Figure dataset records

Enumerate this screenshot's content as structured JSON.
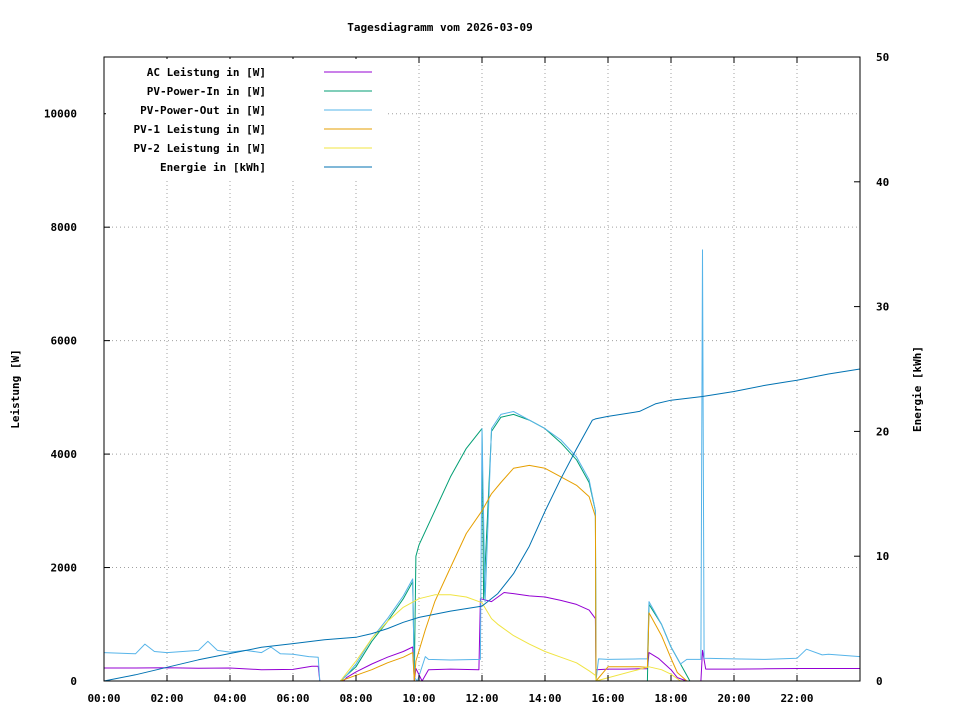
{
  "chart_data": {
    "type": "line",
    "title": "Tagesdiagramm vom 2026-03-09",
    "xlabel": "",
    "ylabel": "Leistung [W]",
    "y2label": "Energie [kWh]",
    "xlim": [
      0,
      24
    ],
    "ylim": [
      0,
      11000
    ],
    "y2lim": [
      0,
      50
    ],
    "grid": true,
    "legend_position": "top-left",
    "x_ticks": [
      {
        "v": 0,
        "label": "00:00"
      },
      {
        "v": 2,
        "label": "02:00"
      },
      {
        "v": 4,
        "label": "04:00"
      },
      {
        "v": 6,
        "label": "06:00"
      },
      {
        "v": 8,
        "label": "08:00"
      },
      {
        "v": 10,
        "label": "10:00"
      },
      {
        "v": 12,
        "label": "12:00"
      },
      {
        "v": 14,
        "label": "14:00"
      },
      {
        "v": 16,
        "label": "16:00"
      },
      {
        "v": 18,
        "label": "18:00"
      },
      {
        "v": 20,
        "label": "20:00"
      },
      {
        "v": 22,
        "label": "22:00"
      }
    ],
    "y_ticks": [
      {
        "v": 0,
        "label": "0"
      },
      {
        "v": 2000,
        "label": "2000"
      },
      {
        "v": 4000,
        "label": "4000"
      },
      {
        "v": 6000,
        "label": "6000"
      },
      {
        "v": 8000,
        "label": "8000"
      },
      {
        "v": 10000,
        "label": "10000"
      }
    ],
    "y2_ticks": [
      {
        "v": 0,
        "label": "0"
      },
      {
        "v": 10,
        "label": "10"
      },
      {
        "v": 20,
        "label": "20"
      },
      {
        "v": 30,
        "label": "30"
      },
      {
        "v": 40,
        "label": "40"
      },
      {
        "v": 50,
        "label": "50"
      }
    ],
    "series": [
      {
        "name": "AC Leistung in [W]",
        "color": "#9400d3",
        "axis": "y",
        "points": [
          [
            0,
            230
          ],
          [
            1,
            230
          ],
          [
            2,
            235
          ],
          [
            3,
            225
          ],
          [
            4,
            230
          ],
          [
            5,
            200
          ],
          [
            6,
            205
          ],
          [
            6.6,
            260
          ],
          [
            6.8,
            260
          ],
          [
            6.85,
            0
          ],
          [
            7.6,
            0
          ],
          [
            7.7,
            60
          ],
          [
            8,
            160
          ],
          [
            8.5,
            300
          ],
          [
            9,
            420
          ],
          [
            9.5,
            520
          ],
          [
            9.8,
            600
          ],
          [
            9.85,
            0
          ],
          [
            9.9,
            220
          ],
          [
            10.1,
            0
          ],
          [
            10.3,
            200
          ],
          [
            11,
            210
          ],
          [
            11.9,
            200
          ],
          [
            11.95,
            1450
          ],
          [
            12.3,
            1400
          ],
          [
            12.7,
            1560
          ],
          [
            13,
            1540
          ],
          [
            13.5,
            1500
          ],
          [
            14,
            1480
          ],
          [
            14.5,
            1420
          ],
          [
            15,
            1350
          ],
          [
            15.4,
            1250
          ],
          [
            15.6,
            1100
          ],
          [
            15.62,
            200
          ],
          [
            16,
            210
          ],
          [
            16.5,
            210
          ],
          [
            17,
            215
          ],
          [
            17.25,
            215
          ],
          [
            17.3,
            500
          ],
          [
            17.6,
            400
          ],
          [
            18,
            200
          ],
          [
            18.2,
            60
          ],
          [
            18.5,
            0
          ],
          [
            18.95,
            0
          ],
          [
            19.0,
            540
          ],
          [
            19.1,
            210
          ],
          [
            20,
            210
          ],
          [
            21,
            215
          ],
          [
            22,
            220
          ],
          [
            23,
            220
          ],
          [
            24,
            220
          ]
        ]
      },
      {
        "name": "PV-Power-In in [W]",
        "color": "#009e73",
        "axis": "y",
        "points": [
          [
            7.5,
            0
          ],
          [
            8,
            250
          ],
          [
            8.5,
            700
          ],
          [
            9,
            1050
          ],
          [
            9.5,
            1450
          ],
          [
            9.8,
            1750
          ],
          [
            9.85,
            60
          ],
          [
            9.9,
            2200
          ],
          [
            10,
            2400
          ],
          [
            10.5,
            3000
          ],
          [
            11,
            3600
          ],
          [
            11.5,
            4100
          ],
          [
            12,
            4450
          ],
          [
            12.05,
            1450
          ],
          [
            12.3,
            4400
          ],
          [
            12.6,
            4650
          ],
          [
            13,
            4700
          ],
          [
            13.5,
            4600
          ],
          [
            14,
            4450
          ],
          [
            14.5,
            4200
          ],
          [
            15,
            3900
          ],
          [
            15.4,
            3500
          ],
          [
            15.6,
            3000
          ],
          [
            15.62,
            0
          ],
          [
            17.25,
            0
          ],
          [
            17.3,
            1350
          ],
          [
            17.7,
            1000
          ],
          [
            18,
            600
          ],
          [
            18.3,
            300
          ],
          [
            18.6,
            0
          ]
        ]
      },
      {
        "name": "PV-Power-Out in [W]",
        "color": "#56b4e9",
        "axis": "y",
        "points": [
          [
            0,
            500
          ],
          [
            1,
            480
          ],
          [
            1.3,
            650
          ],
          [
            1.6,
            520
          ],
          [
            2,
            500
          ],
          [
            3,
            540
          ],
          [
            3.3,
            700
          ],
          [
            3.6,
            540
          ],
          [
            4,
            510
          ],
          [
            4.5,
            540
          ],
          [
            5,
            500
          ],
          [
            5.3,
            600
          ],
          [
            5.6,
            480
          ],
          [
            6,
            470
          ],
          [
            6.5,
            430
          ],
          [
            6.8,
            420
          ],
          [
            6.85,
            0
          ],
          [
            7.5,
            0
          ],
          [
            7.7,
            100
          ],
          [
            8,
            300
          ],
          [
            8.5,
            750
          ],
          [
            9,
            1100
          ],
          [
            9.5,
            1500
          ],
          [
            9.8,
            1800
          ],
          [
            9.85,
            60
          ],
          [
            9.95,
            0
          ],
          [
            10.2,
            430
          ],
          [
            10.3,
            380
          ],
          [
            11,
            370
          ],
          [
            11.95,
            380
          ],
          [
            12,
            4450
          ],
          [
            12.1,
            1400
          ],
          [
            12.3,
            4450
          ],
          [
            12.6,
            4700
          ],
          [
            13,
            4750
          ],
          [
            13.5,
            4600
          ],
          [
            14,
            4450
          ],
          [
            14.5,
            4250
          ],
          [
            15,
            3950
          ],
          [
            15.4,
            3550
          ],
          [
            15.6,
            3000
          ],
          [
            15.62,
            0
          ],
          [
            15.7,
            390
          ],
          [
            16,
            380
          ],
          [
            17,
            390
          ],
          [
            17.25,
            390
          ],
          [
            17.3,
            1400
          ],
          [
            17.7,
            1000
          ],
          [
            18,
            600
          ],
          [
            18.3,
            300
          ],
          [
            18.5,
            380
          ],
          [
            18.95,
            380
          ],
          [
            19.0,
            7600
          ],
          [
            19.05,
            400
          ],
          [
            20,
            390
          ],
          [
            21,
            380
          ],
          [
            22,
            400
          ],
          [
            22.3,
            560
          ],
          [
            22.8,
            460
          ],
          [
            23,
            470
          ],
          [
            24,
            430
          ]
        ]
      },
      {
        "name": "PV-1 Leistung in [W]",
        "color": "#e69f00",
        "axis": "y",
        "points": [
          [
            7.5,
            0
          ],
          [
            8,
            100
          ],
          [
            8.5,
            200
          ],
          [
            9,
            320
          ],
          [
            9.5,
            420
          ],
          [
            9.8,
            500
          ],
          [
            9.85,
            0
          ],
          [
            9.9,
            350
          ],
          [
            10.2,
            900
          ],
          [
            10.5,
            1400
          ],
          [
            11,
            2000
          ],
          [
            11.5,
            2600
          ],
          [
            12,
            3000
          ],
          [
            12.3,
            3300
          ],
          [
            12.6,
            3500
          ],
          [
            13,
            3750
          ],
          [
            13.5,
            3800
          ],
          [
            14,
            3750
          ],
          [
            14.5,
            3600
          ],
          [
            15,
            3450
          ],
          [
            15.4,
            3250
          ],
          [
            15.6,
            2900
          ],
          [
            15.62,
            0
          ],
          [
            16,
            250
          ],
          [
            17,
            250
          ],
          [
            17.25,
            240
          ],
          [
            17.3,
            1200
          ],
          [
            17.7,
            800
          ],
          [
            18,
            400
          ],
          [
            18.2,
            150
          ],
          [
            18.5,
            0
          ]
        ]
      },
      {
        "name": "PV-2 Leistung in [W]",
        "color": "#f0e442",
        "axis": "y",
        "points": [
          [
            7.5,
            0
          ],
          [
            8,
            350
          ],
          [
            8.5,
            750
          ],
          [
            9,
            1050
          ],
          [
            9.5,
            1300
          ],
          [
            10,
            1450
          ],
          [
            10.5,
            1520
          ],
          [
            11,
            1520
          ],
          [
            11.5,
            1480
          ],
          [
            12,
            1380
          ],
          [
            12.3,
            1100
          ],
          [
            12.5,
            1000
          ],
          [
            13,
            800
          ],
          [
            13.5,
            650
          ],
          [
            14,
            520
          ],
          [
            14.5,
            420
          ],
          [
            15,
            320
          ],
          [
            15.4,
            180
          ],
          [
            15.6,
            100
          ],
          [
            15.62,
            0
          ],
          [
            17.3,
            250
          ],
          [
            17.7,
            200
          ],
          [
            18,
            120
          ],
          [
            18.3,
            0
          ]
        ]
      },
      {
        "name": "Energie in [kWh]",
        "color": "#0072b2",
        "axis": "y2",
        "points": [
          [
            0,
            0
          ],
          [
            1,
            0.5
          ],
          [
            2,
            1.1
          ],
          [
            3,
            1.7
          ],
          [
            4,
            2.2
          ],
          [
            5,
            2.7
          ],
          [
            6,
            3.0
          ],
          [
            7,
            3.3
          ],
          [
            8,
            3.5
          ],
          [
            8.5,
            3.8
          ],
          [
            9,
            4.2
          ],
          [
            9.5,
            4.7
          ],
          [
            10,
            5.1
          ],
          [
            11,
            5.6
          ],
          [
            12,
            6.0
          ],
          [
            12.5,
            7.0
          ],
          [
            13,
            8.6
          ],
          [
            13.5,
            10.8
          ],
          [
            14,
            13.6
          ],
          [
            14.5,
            16.2
          ],
          [
            15,
            18.6
          ],
          [
            15.5,
            20.9
          ],
          [
            15.6,
            21.0
          ],
          [
            16,
            21.2
          ],
          [
            17,
            21.6
          ],
          [
            17.5,
            22.2
          ],
          [
            18,
            22.5
          ],
          [
            19,
            22.8
          ],
          [
            20,
            23.2
          ],
          [
            21,
            23.7
          ],
          [
            22,
            24.1
          ],
          [
            23,
            24.6
          ],
          [
            24,
            25.0
          ]
        ]
      }
    ]
  }
}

- Problem -
Find "Energie". Copy every line it occurs in.

- The answer -
    "y2label": "Energie [kWh]",
        "name": "Energie in [kWh]",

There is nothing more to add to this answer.